Stored data entries

- - -

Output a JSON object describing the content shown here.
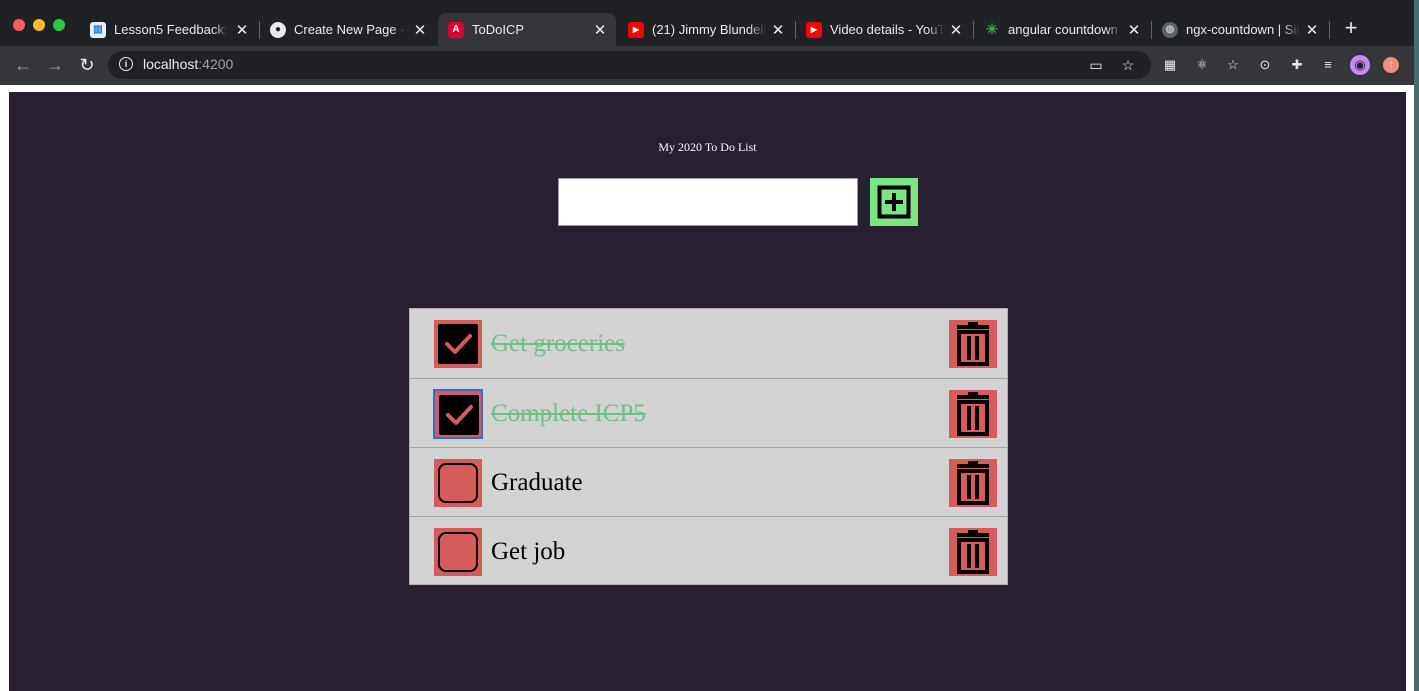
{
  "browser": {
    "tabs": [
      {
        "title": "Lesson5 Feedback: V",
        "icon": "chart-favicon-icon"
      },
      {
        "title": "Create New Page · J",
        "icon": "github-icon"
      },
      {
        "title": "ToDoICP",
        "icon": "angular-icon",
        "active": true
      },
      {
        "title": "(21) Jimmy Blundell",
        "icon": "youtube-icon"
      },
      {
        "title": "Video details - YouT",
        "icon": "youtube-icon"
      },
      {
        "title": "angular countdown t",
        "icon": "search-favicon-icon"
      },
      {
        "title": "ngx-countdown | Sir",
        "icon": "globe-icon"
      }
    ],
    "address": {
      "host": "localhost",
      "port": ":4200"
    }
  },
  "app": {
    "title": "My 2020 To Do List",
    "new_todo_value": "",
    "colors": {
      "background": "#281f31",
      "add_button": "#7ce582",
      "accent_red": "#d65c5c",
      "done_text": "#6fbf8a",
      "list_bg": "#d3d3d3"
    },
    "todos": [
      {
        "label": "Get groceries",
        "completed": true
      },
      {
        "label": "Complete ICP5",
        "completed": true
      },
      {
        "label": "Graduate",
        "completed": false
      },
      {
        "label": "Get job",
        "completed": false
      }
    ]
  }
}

- - -

Copy the material shown above in full and exactly. Skip the pictures.

## Finished task
Output a JSON object describing the content shown here.
{
  "browser": {
    "tabs": [
      {
        "title": "Lesson5 Feedback: V",
        "icon": "chart-favicon-icon"
      },
      {
        "title": "Create New Page · J",
        "icon": "github-icon"
      },
      {
        "title": "ToDoICP",
        "icon": "angular-icon",
        "active": true
      },
      {
        "title": "(21) Jimmy Blundell",
        "icon": "youtube-icon"
      },
      {
        "title": "Video details - YouT",
        "icon": "youtube-icon"
      },
      {
        "title": "angular countdown t",
        "icon": "search-favicon-icon"
      },
      {
        "title": "ngx-countdown | Sir",
        "icon": "globe-icon"
      }
    ],
    "address": {
      "host": "localhost",
      "port": ":4200"
    }
  },
  "app": {
    "title": "My 2020 To Do List",
    "new_todo_value": "",
    "colors": {
      "background": "#281f31",
      "add_button": "#7ce582",
      "accent_red": "#d65c5c",
      "done_text": "#6fbf8a",
      "list_bg": "#d3d3d3"
    },
    "todos": [
      {
        "label": "Get groceries",
        "completed": true
      },
      {
        "label": "Complete ICP5",
        "completed": true
      },
      {
        "label": "Graduate",
        "completed": false
      },
      {
        "label": "Get job",
        "completed": false
      }
    ]
  }
}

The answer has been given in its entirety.